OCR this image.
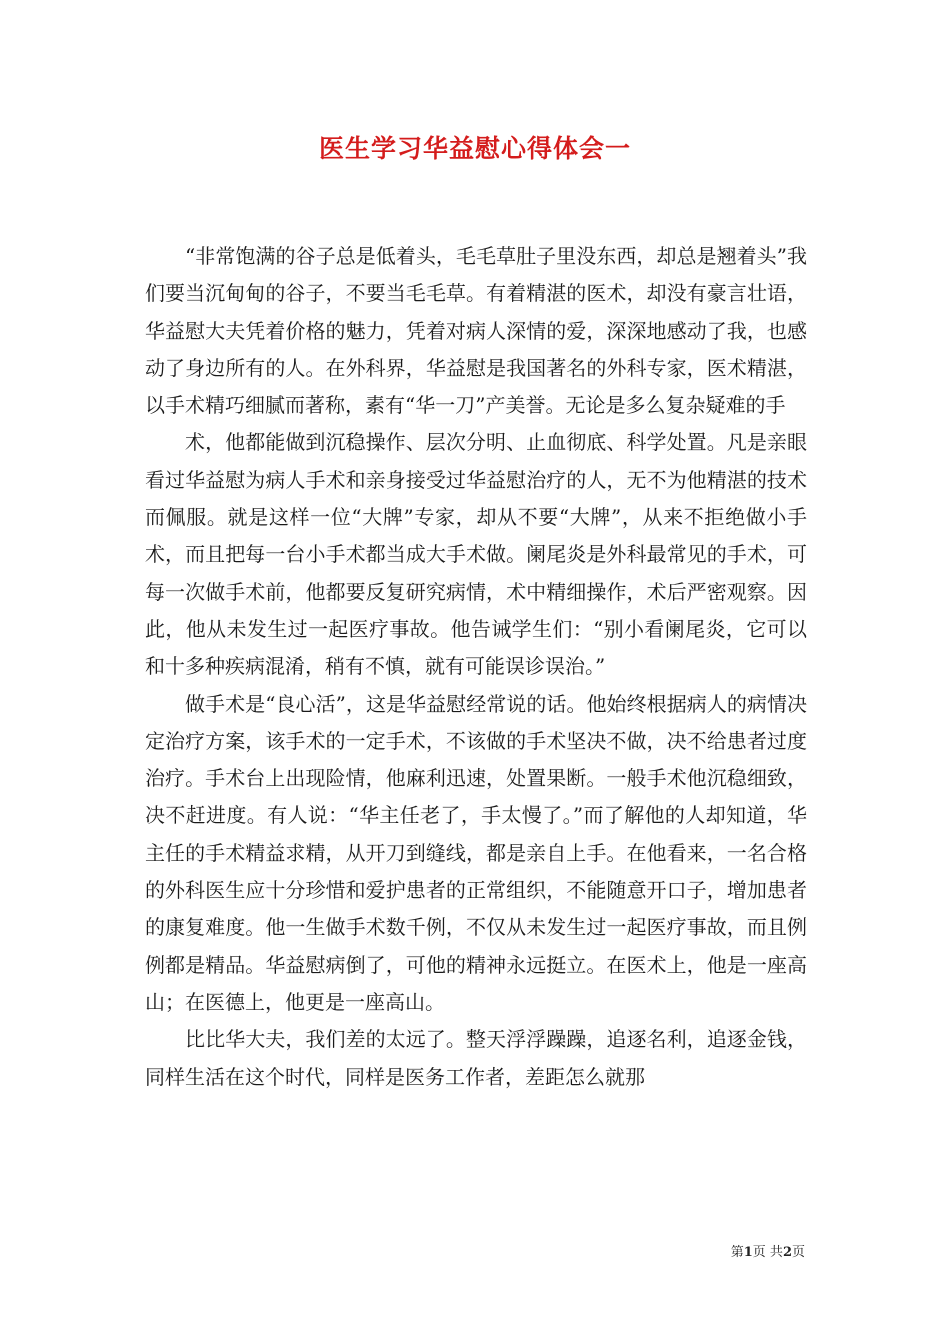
医生学习华益慰心得体会一

“非常饱满的谷子总是低着头，毛毛草肚子里没东西，却总是翘着头”我们要当沉甸甸的谷子，不要当毛毛草。有着精湛的医术，却没有豪言壮语，华益慰大夫凭着价格的魅力，凭着对病人深情的爱，深深地感动了我，也感动了身边所有的人。在外科界，华益慰是我国著名的外科专家，医术精湛，以手术精巧细腻而著称，素有“华一刀”产美誉。无论是多么复杂疑难的手

术，他都能做到沉稳操作、层次分明、止血彻底、科学处置。凡是亲眼看过华益慰为病人手术和亲身接受过华益慰治疗的人，无不为他精湛的技术而佩服。就是这样一位“大牌”专家，却从不要“大牌”，从来不拒绝做小手术，而且把每一台小手术都当成大手术做。阑尾炎是外科最常见的手术，可每一次做手术前，他都要反复研究病情，术中精细操作，术后严密观察。因此，他从未发生过一起医疗事故。他告诫学生们：“别小看阑尾炎，它可以和十多种疾病混淆，稍有不慎，就有可能误诊误治。”

做手术是“良心活”，这是华益慰经常说的话。他始终根据病人的病情决定治疗方案，该手术的一定手术，不该做的手术坚决不做，决不给患者过度治疗。手术台上出现险情，他麻利迅速，处置果断。一般手术他沉稳细致，决不赶进度。有人说：“华主任老了，手太慢了。”而了解他的人却知道，华主任的手术精益求精，从开刀到缝线，都是亲自上手。在他看来，一名合格的外科医生应十分珍惜和爱护患者的正常组织，不能随意开口子，增加患者的康复难度。他一生做手术数千例，不仅从未发生过一起医疗事故，而且例例都是精品。华益慰病倒了，可他的精神永远挺立。在医术上，他是一座高山；在医德上，他更是一座高山。

比比华大夫，我们差的太远了。整天浮浮躁躁，追逐名利，追逐金钱，同样生活在这个时代，同样是医务工作者，差距怎么就那

第1页 共2页
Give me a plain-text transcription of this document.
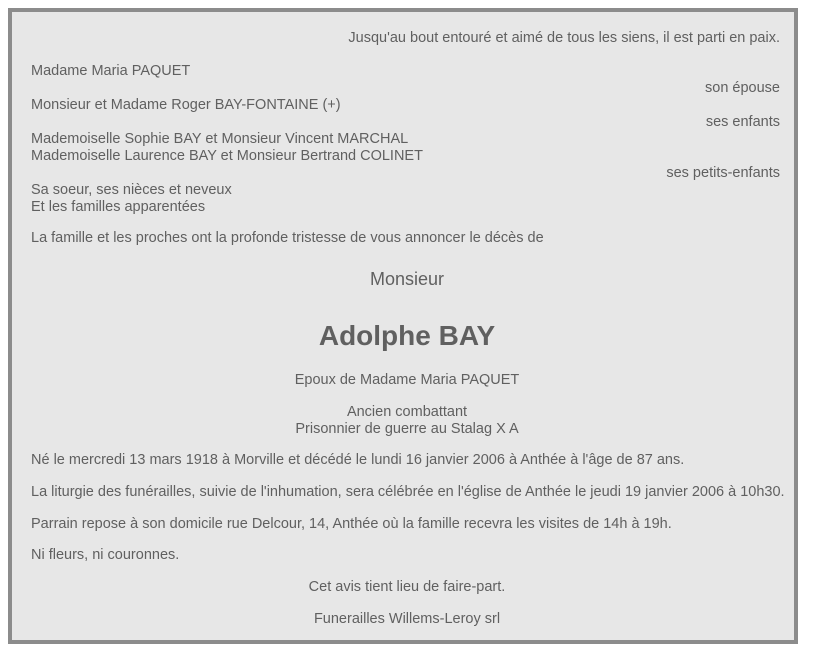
Jusqu'au bout entouré et aimé de tous les siens, il est parti en paix.
Madame Maria PAQUET
son épouse
Monsieur et Madame Roger BAY-FONTAINE (+)
ses enfants
Mademoiselle Sophie BAY et Monsieur Vincent MARCHAL
Mademoiselle Laurence BAY et Monsieur Bertrand COLINET
ses petits-enfants
Sa soeur, ses nièces et neveux
Et les familles apparentées
La famille et les proches ont la profonde tristesse de vous annoncer le décès de
Monsieur
Adolphe BAY
Epoux de Madame Maria PAQUET
Ancien combattant
Prisonnier de guerre au Stalag X A
Né le mercredi 13 mars 1918 à Morville et décédé le lundi 16 janvier 2006 à Anthée à l'âge de 87 ans.
La liturgie des funérailles, suivie de l'inhumation, sera célébrée en l'église de Anthée le jeudi 19 janvier 2006 à 10h30.
Parrain repose à son domicile rue Delcour, 14, Anthée où la famille recevra les visites de 14h à 19h.
Ni fleurs, ni couronnes.
Cet avis tient lieu de faire-part.
Funerailles Willems-Leroy srl
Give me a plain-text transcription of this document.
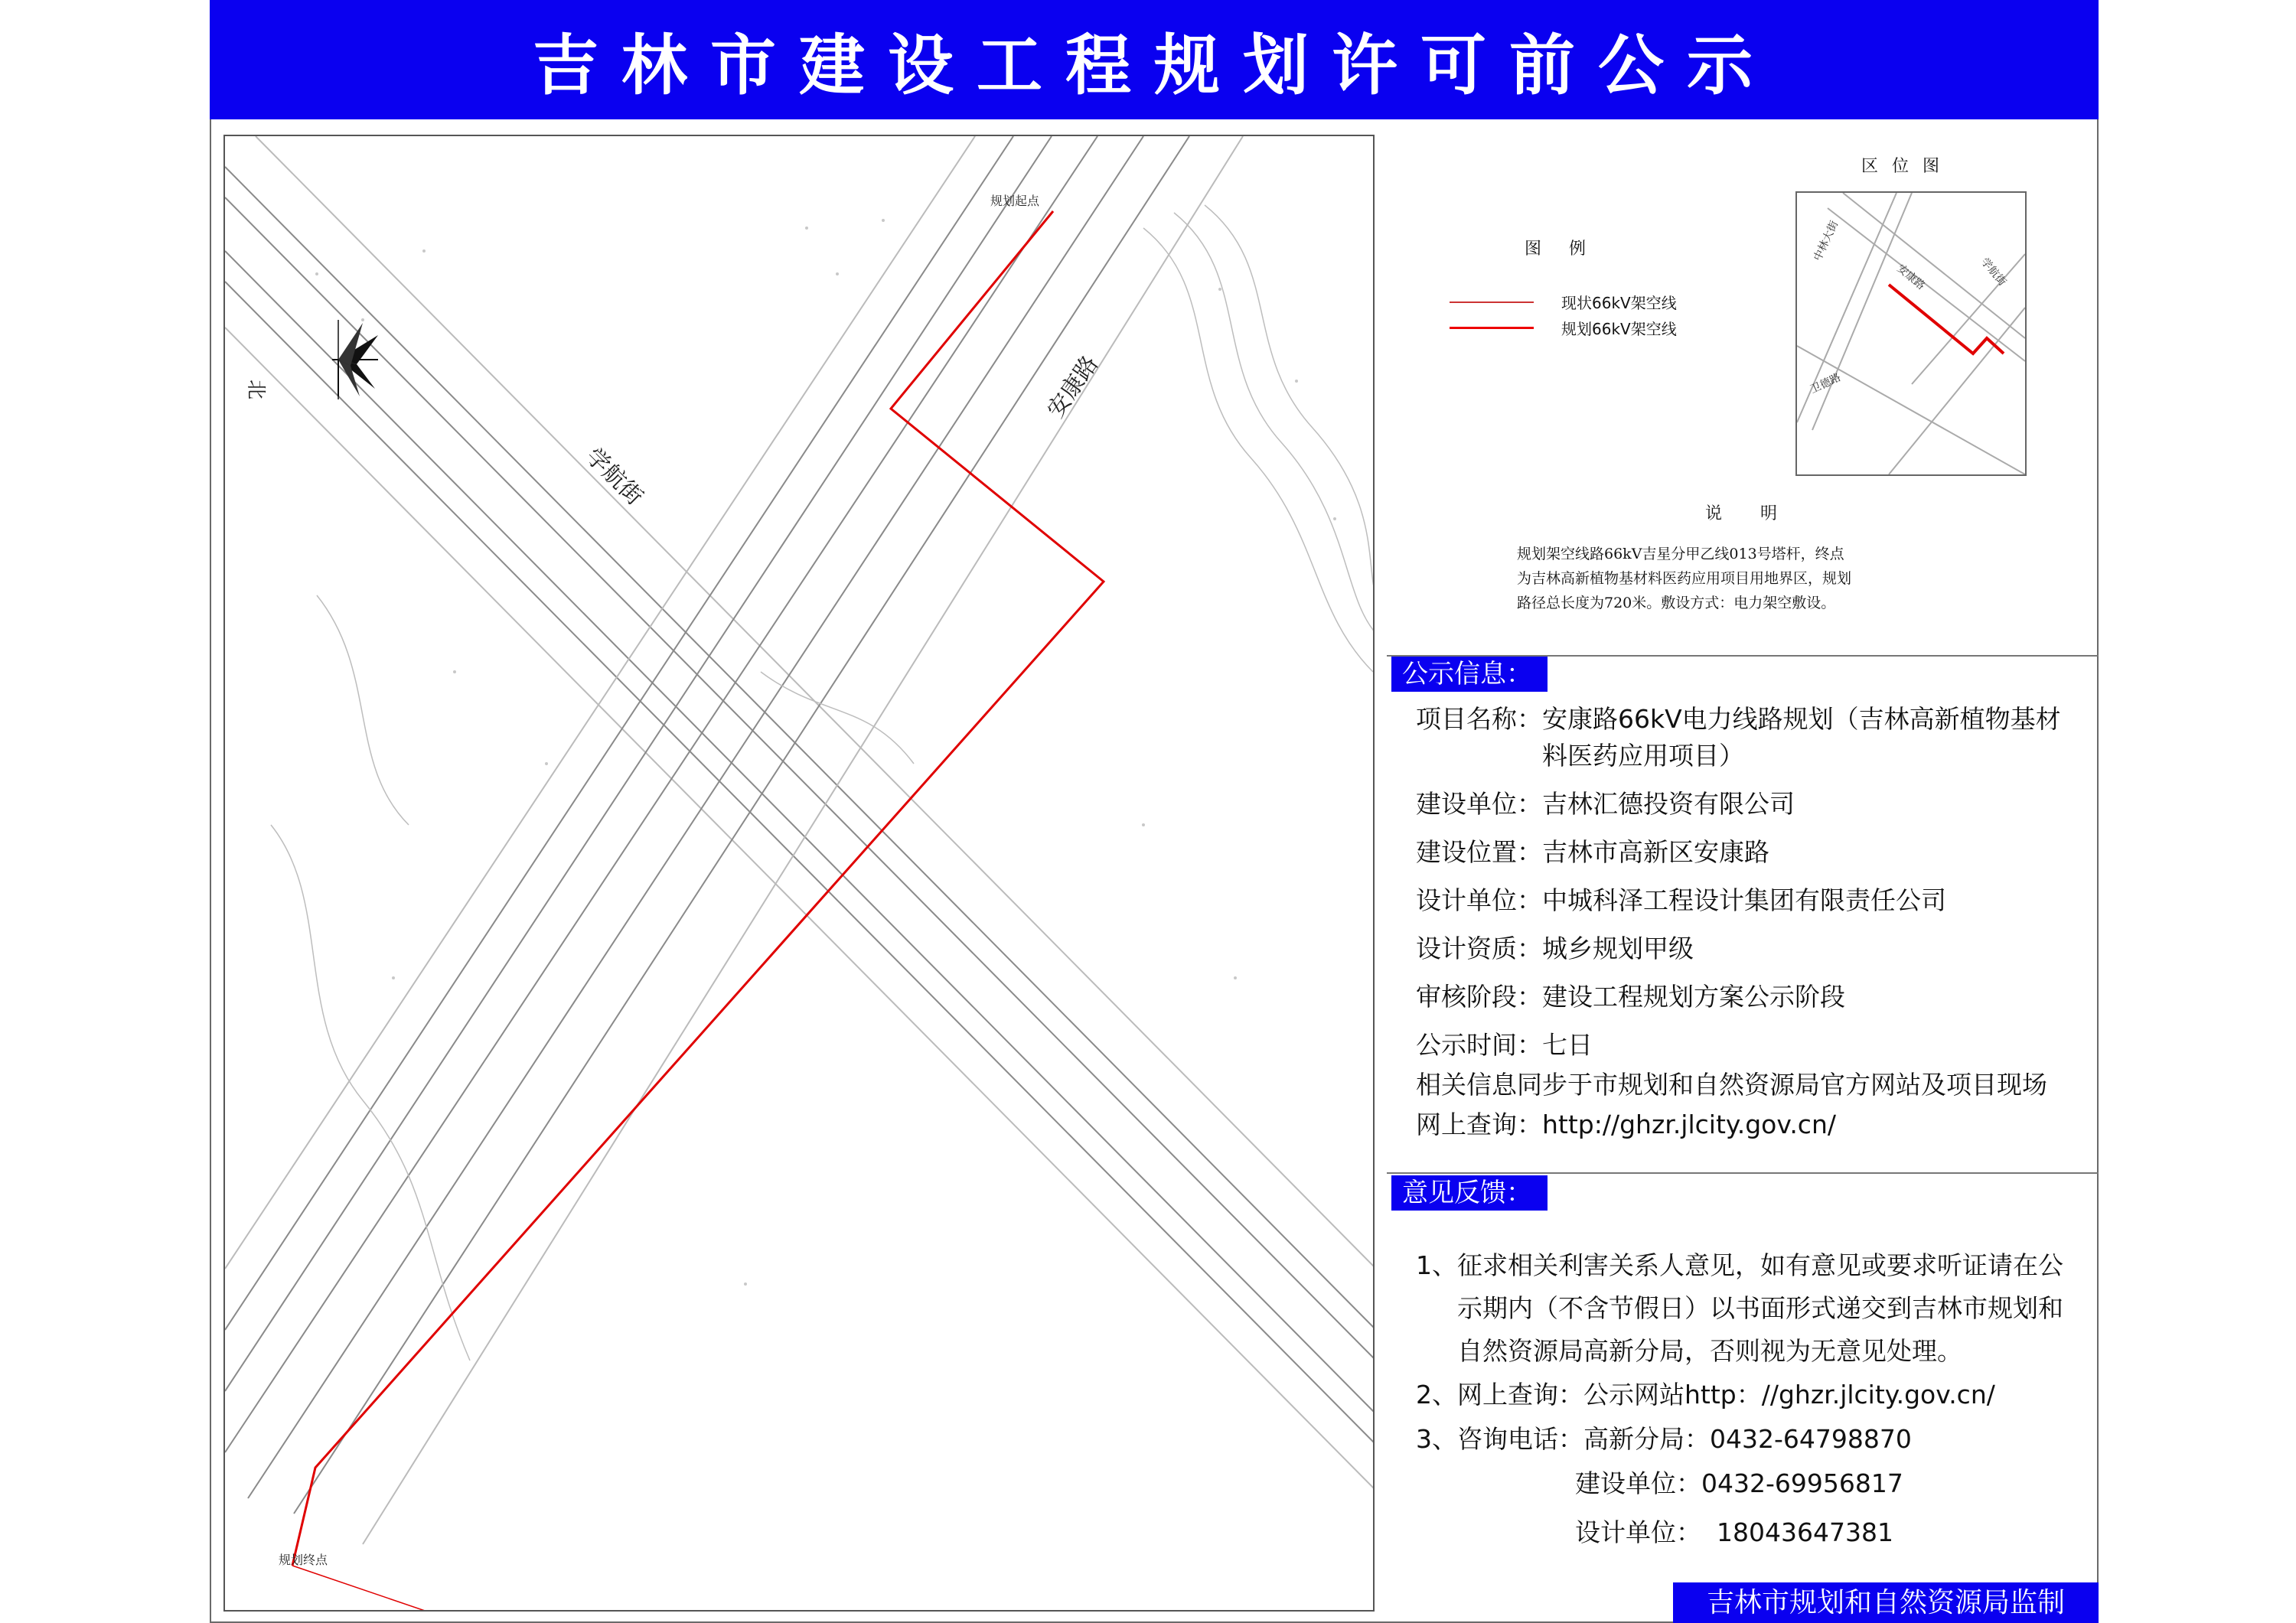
吉林市建设工程规划许可前公示
学航街
安康路
规划起点
规划终点
北
图例
现状66kV架空线
规划66kV架空线
区位图
中林大街
安康路	学航街
卫德路
说明
规划架空线路66kV吉星分甲乙线013号塔杆，终点为吉林高新植物基材料医药应用项目用地界区，规划路径总长度为720米。敷设方式：电力架空敷设。
公示信息：
项目名称： 安康路66kV电力线路规划（吉林高新植物基材料医药应用项目）
建设单位： 吉林汇德投资有限公司
建设位置： 吉林市高新区安康路
设计单位： 中城科泽工程设计集团有限责任公司
设计资质： 城乡规划甲级
审核阶段： 建设工程规划方案公示阶段
公示时间： 七日
相关信息同步于市规划和自然资源局官方网站及项目现场
网上查询： http://ghzr.jlcity.gov.cn/
意见反馈：
1、 征求相关利害关系人意见，如有意见或要求听证请在公示期内（不含节假日）以书面形式递交到吉林市规划和自然资源局高新分局，否则视为无意见处理。
2、 网上查询：公示网站http：//ghzr.jlcity.gov.cn/
3、 咨询电话：高新分局：0432-64798870
建设单位： 0432-69956817
设计单位： 18043647381
吉林市规划和自然资源局监制
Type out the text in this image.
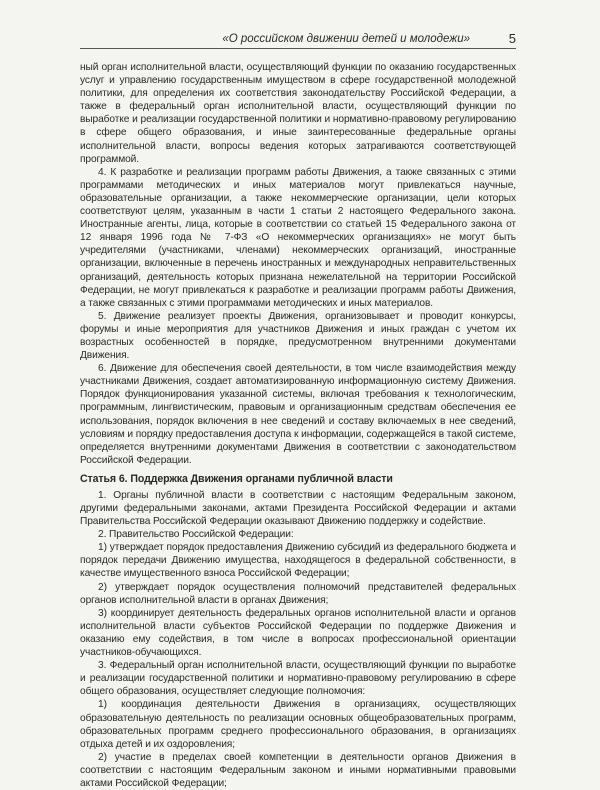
«О российском движении детей и молодежи»	5

ный орган исполнительной власти, осуществляющий функции по оказанию государственных услуг и управлению государственным имуществом в сфере государственной молодежной политики, для определения их соответствия законодательству Российской Федерации, а также в федеральный орган исполнительной власти, осуществляющий функции по выработке и реализации государственной политики и нормативно-правовому регулированию в сфере общего образования, и иные заинтересованные федеральные органы исполнительной власти, вопросы ведения которых затрагиваются соответствующей программой.

4. К разработке и реализации программ работы Движения, а также связанных с этими программами методических и иных материалов могут привлекаться научные, образовательные организации, а также некоммерческие организации, цели которых соответствуют целям, указанным в части 1 статьи 2 настоящего Федерального закона. Иностранные агенты, лица, которые в соответствии со статьей 15 Федерального закона от 12 января 1996 года № 7-ФЗ «О некоммерческих организациях» не могут быть учредителями (участниками, членами) некоммерческих организаций, иностранные организации, включенные в перечень иностранных и международных неправительственных организаций, деятельность которых признана нежелательной на территории Российской Федерации, не могут привлекаться к разработке и реализации программ работы Движения, а также связанных с этими программами методических и иных материалов.

5. Движение реализует проекты Движения, организовывает и проводит конкурсы, форумы и иные мероприятия для участников Движения и иных граждан с учетом их возрастных особенностей в порядке, предусмотренном внутренними документами Движения.

6. Движение для обеспечения своей деятельности, в том числе взаимодействия между участниками Движения, создает автоматизированную информационную систему Движения. Порядок функционирования указанной системы, включая требования к технологическим, программным, лингвистическим, правовым и организационным средствам обеспечения ее использования, порядок включения в нее сведений и составу включаемых в нее сведений, условиям и порядку предоставления доступа к информации, содержащейся в такой системе, определяется внутренними документами Движения в соответствии с законодательством Российской Федерации.

Статья 6. Поддержка Движения органами публичной власти

1. Органы публичной власти в соответствии с настоящим Федеральным законом, другими федеральными законами, актами Президента Российской Федерации и актами Правительства Российской Федерации оказывают Движению поддержку и содействие.

2. Правительство Российской Федерации:

1) утверждает порядок предоставления Движению субсидий из федерального бюджета и порядок передачи Движению имущества, находящегося в федеральной собственности, в качестве имущественного взноса Российской Федерации;

2) утверждает порядок осуществления полномочий представителей федеральных органов исполнительной власти в органах Движения;

3) координирует деятельность федеральных органов исполнительной власти и органов исполнительной власти субъектов Российской Федерации по поддержке Движения и оказанию ему содействия, в том числе в вопросах профессиональной ориентации участников-обучающихся.

3. Федеральный орган исполнительной власти, осуществляющий функции по выработке и реализации государственной политики и нормативно-правовому регулированию в сфере общего образования, осуществляет следующие полномочия:

1) координация деятельности Движения в организациях, осуществляющих образовательную деятельность по реализации основных общеобразовательных программ, образовательных программ среднего профессионального образования, в организациях отдыха детей и их оздоровления;

2) участие в пределах своей компетенции в деятельности органов Движения в соответствии с настоящим Федеральным законом и иными нормативными правовыми актами Российской Федерации;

== == ==

_PROMPT_: Give the number of lines in the entries above that include the string "设计单位". No other output is expected.

_RESPONSE TO THIS EXERCISE_: 2